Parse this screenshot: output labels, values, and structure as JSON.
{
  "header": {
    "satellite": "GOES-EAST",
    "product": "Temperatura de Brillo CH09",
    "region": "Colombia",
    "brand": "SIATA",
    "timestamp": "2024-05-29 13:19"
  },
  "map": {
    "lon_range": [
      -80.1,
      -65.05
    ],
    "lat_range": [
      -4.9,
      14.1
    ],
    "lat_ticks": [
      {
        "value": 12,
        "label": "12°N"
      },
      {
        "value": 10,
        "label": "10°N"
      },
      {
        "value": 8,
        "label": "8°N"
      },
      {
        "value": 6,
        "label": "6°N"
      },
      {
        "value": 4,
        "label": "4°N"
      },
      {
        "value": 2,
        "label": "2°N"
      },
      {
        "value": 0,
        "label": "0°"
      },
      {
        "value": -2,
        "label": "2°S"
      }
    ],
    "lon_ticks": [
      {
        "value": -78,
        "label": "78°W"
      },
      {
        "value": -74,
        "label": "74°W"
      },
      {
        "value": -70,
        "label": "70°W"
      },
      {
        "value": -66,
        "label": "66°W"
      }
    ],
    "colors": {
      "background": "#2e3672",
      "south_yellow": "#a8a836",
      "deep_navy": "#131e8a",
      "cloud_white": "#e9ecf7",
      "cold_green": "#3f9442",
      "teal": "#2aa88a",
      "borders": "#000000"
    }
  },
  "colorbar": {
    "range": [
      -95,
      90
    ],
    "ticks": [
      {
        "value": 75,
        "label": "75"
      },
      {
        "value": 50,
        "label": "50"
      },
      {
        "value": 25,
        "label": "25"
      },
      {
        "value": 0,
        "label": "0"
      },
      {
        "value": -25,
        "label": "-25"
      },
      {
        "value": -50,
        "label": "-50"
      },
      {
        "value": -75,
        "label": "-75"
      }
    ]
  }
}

-- -- --

What is being asked =>
Return each entry from above without altering a single character.

Written answer =>
Parse this screenshot: output labels, values, and structure as JSON.
{
  "header": {
    "satellite": "GOES-EAST",
    "product": "Temperatura de Brillo CH09",
    "region": "Colombia",
    "brand": "SIATA",
    "timestamp": "2024-05-29 13:19"
  },
  "map": {
    "lon_range": [
      -80.1,
      -65.05
    ],
    "lat_range": [
      -4.9,
      14.1
    ],
    "lat_ticks": [
      {
        "value": 12,
        "label": "12°N"
      },
      {
        "value": 10,
        "label": "10°N"
      },
      {
        "value": 8,
        "label": "8°N"
      },
      {
        "value": 6,
        "label": "6°N"
      },
      {
        "value": 4,
        "label": "4°N"
      },
      {
        "value": 2,
        "label": "2°N"
      },
      {
        "value": 0,
        "label": "0°"
      },
      {
        "value": -2,
        "label": "2°S"
      }
    ],
    "lon_ticks": [
      {
        "value": -78,
        "label": "78°W"
      },
      {
        "value": -74,
        "label": "74°W"
      },
      {
        "value": -70,
        "label": "70°W"
      },
      {
        "value": -66,
        "label": "66°W"
      }
    ],
    "colors": {
      "background": "#2e3672",
      "south_yellow": "#a8a836",
      "deep_navy": "#131e8a",
      "cloud_white": "#e9ecf7",
      "cold_green": "#3f9442",
      "teal": "#2aa88a",
      "borders": "#000000"
    }
  },
  "colorbar": {
    "range": [
      -95,
      90
    ],
    "ticks": [
      {
        "value": 75,
        "label": "75"
      },
      {
        "value": 50,
        "label": "50"
      },
      {
        "value": 25,
        "label": "25"
      },
      {
        "value": 0,
        "label": "0"
      },
      {
        "value": -25,
        "label": "-25"
      },
      {
        "value": -50,
        "label": "-50"
      },
      {
        "value": -75,
        "label": "-75"
      }
    ]
  }
}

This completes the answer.